All records should be reproduced verbatim.

────────────────

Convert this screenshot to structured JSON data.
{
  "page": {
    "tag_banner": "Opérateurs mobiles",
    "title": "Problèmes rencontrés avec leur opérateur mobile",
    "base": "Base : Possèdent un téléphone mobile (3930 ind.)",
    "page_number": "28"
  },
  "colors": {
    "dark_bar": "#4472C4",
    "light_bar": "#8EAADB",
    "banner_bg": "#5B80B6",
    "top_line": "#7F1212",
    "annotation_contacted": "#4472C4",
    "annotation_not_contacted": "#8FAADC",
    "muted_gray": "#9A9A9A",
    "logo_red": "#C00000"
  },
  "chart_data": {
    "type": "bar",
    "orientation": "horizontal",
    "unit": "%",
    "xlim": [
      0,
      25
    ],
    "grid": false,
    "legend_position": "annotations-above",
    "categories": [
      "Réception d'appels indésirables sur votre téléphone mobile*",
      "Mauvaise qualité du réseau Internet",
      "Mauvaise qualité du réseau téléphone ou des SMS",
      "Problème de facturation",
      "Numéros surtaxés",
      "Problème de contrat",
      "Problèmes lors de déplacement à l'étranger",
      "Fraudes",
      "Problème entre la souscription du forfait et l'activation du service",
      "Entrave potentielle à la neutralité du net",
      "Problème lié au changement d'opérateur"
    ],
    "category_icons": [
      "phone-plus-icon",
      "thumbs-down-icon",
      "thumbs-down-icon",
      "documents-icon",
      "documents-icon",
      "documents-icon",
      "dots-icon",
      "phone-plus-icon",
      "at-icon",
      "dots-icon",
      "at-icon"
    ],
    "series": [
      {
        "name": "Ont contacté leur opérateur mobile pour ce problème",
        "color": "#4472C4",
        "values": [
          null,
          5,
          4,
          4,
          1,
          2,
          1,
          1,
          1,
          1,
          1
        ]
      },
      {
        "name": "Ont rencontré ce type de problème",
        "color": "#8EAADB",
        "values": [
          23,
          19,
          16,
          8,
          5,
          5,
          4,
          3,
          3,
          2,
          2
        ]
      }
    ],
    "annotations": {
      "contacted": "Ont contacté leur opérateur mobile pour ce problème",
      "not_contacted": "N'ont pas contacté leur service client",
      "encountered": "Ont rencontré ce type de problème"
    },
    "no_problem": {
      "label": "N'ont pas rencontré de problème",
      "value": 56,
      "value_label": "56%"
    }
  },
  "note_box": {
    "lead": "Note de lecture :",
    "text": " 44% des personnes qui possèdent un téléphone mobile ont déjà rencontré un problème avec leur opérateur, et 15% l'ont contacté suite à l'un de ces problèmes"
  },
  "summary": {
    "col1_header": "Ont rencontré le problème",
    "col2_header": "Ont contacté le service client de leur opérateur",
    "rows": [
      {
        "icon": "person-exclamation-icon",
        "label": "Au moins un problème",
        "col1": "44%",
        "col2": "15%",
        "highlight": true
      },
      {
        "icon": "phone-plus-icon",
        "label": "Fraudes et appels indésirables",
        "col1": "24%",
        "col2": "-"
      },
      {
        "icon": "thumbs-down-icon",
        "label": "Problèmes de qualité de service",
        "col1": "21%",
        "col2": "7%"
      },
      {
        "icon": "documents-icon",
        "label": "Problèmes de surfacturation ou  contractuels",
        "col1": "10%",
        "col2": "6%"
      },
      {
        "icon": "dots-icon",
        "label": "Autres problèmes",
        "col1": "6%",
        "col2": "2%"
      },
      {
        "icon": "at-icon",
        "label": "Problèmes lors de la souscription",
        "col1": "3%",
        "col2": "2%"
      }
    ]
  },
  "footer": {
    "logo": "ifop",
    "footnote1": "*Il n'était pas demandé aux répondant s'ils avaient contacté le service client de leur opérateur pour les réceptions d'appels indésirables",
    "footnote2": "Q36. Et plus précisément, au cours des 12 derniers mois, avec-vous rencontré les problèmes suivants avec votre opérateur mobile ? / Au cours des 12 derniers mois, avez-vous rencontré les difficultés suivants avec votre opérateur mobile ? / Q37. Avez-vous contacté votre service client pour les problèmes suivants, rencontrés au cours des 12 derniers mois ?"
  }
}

────────────────

◆ **Finished exercise**:
Convert this screenshot to structured JSON data.
{
  "page": {
    "tag_banner": "Opérateurs mobiles",
    "title": "Problèmes rencontrés avec leur opérateur mobile",
    "base": "Base : Possèdent un téléphone mobile (3930 ind.)",
    "page_number": "28"
  },
  "colors": {
    "dark_bar": "#4472C4",
    "light_bar": "#8EAADB",
    "banner_bg": "#5B80B6",
    "top_line": "#7F1212",
    "annotation_contacted": "#4472C4",
    "annotation_not_contacted": "#8FAADC",
    "muted_gray": "#9A9A9A",
    "logo_red": "#C00000"
  },
  "chart_data": {
    "type": "bar",
    "orientation": "horizontal",
    "unit": "%",
    "xlim": [
      0,
      25
    ],
    "grid": false,
    "legend_position": "annotations-above",
    "categories": [
      "Réception d'appels indésirables sur votre téléphone mobile*",
      "Mauvaise qualité du réseau Internet",
      "Mauvaise qualité du réseau téléphone ou des SMS",
      "Problème de facturation",
      "Numéros surtaxés",
      "Problème de contrat",
      "Problèmes lors de déplacement à l'étranger",
      "Fraudes",
      "Problème entre la souscription du forfait et l'activation du service",
      "Entrave potentielle à la neutralité du net",
      "Problème lié au changement d'opérateur"
    ],
    "category_icons": [
      "phone-plus-icon",
      "thumbs-down-icon",
      "thumbs-down-icon",
      "documents-icon",
      "documents-icon",
      "documents-icon",
      "dots-icon",
      "phone-plus-icon",
      "at-icon",
      "dots-icon",
      "at-icon"
    ],
    "series": [
      {
        "name": "Ont contacté leur opérateur mobile pour ce problème",
        "color": "#4472C4",
        "values": [
          null,
          5,
          4,
          4,
          1,
          2,
          1,
          1,
          1,
          1,
          1
        ]
      },
      {
        "name": "Ont rencontré ce type de problème",
        "color": "#8EAADB",
        "values": [
          23,
          19,
          16,
          8,
          5,
          5,
          4,
          3,
          3,
          2,
          2
        ]
      }
    ],
    "annotations": {
      "contacted": "Ont contacté leur opérateur mobile pour ce problème",
      "not_contacted": "N'ont pas contacté leur service client",
      "encountered": "Ont rencontré ce type de problème"
    },
    "no_problem": {
      "label": "N'ont pas rencontré de problème",
      "value": 56,
      "value_label": "56%"
    }
  },
  "note_box": {
    "lead": "Note de lecture :",
    "text": " 44% des personnes qui possèdent un téléphone mobile ont déjà rencontré un problème avec leur opérateur, et 15% l'ont contacté suite à l'un de ces problèmes"
  },
  "summary": {
    "col1_header": "Ont rencontré le problème",
    "col2_header": "Ont contacté le service client de leur opérateur",
    "rows": [
      {
        "icon": "person-exclamation-icon",
        "label": "Au moins un problème",
        "col1": "44%",
        "col2": "15%",
        "highlight": true
      },
      {
        "icon": "phone-plus-icon",
        "label": "Fraudes et appels indésirables",
        "col1": "24%",
        "col2": "-"
      },
      {
        "icon": "thumbs-down-icon",
        "label": "Problèmes de qualité de service",
        "col1": "21%",
        "col2": "7%"
      },
      {
        "icon": "documents-icon",
        "label": "Problèmes de surfacturation ou  contractuels",
        "col1": "10%",
        "col2": "6%"
      },
      {
        "icon": "dots-icon",
        "label": "Autres problèmes",
        "col1": "6%",
        "col2": "2%"
      },
      {
        "icon": "at-icon",
        "label": "Problèmes lors de la souscription",
        "col1": "3%",
        "col2": "2%"
      }
    ]
  },
  "footer": {
    "logo": "ifop",
    "footnote1": "*Il n'était pas demandé aux répondant s'ils avaient contacté le service client de leur opérateur pour les réceptions d'appels indésirables",
    "footnote2": "Q36. Et plus précisément, au cours des 12 derniers mois, avec-vous rencontré les problèmes suivants avec votre opérateur mobile ? / Au cours des 12 derniers mois, avez-vous rencontré les difficultés suivants avec votre opérateur mobile ? / Q37. Avez-vous contacté votre service client pour les problèmes suivants, rencontrés au cours des 12 derniers mois ?"
  }
}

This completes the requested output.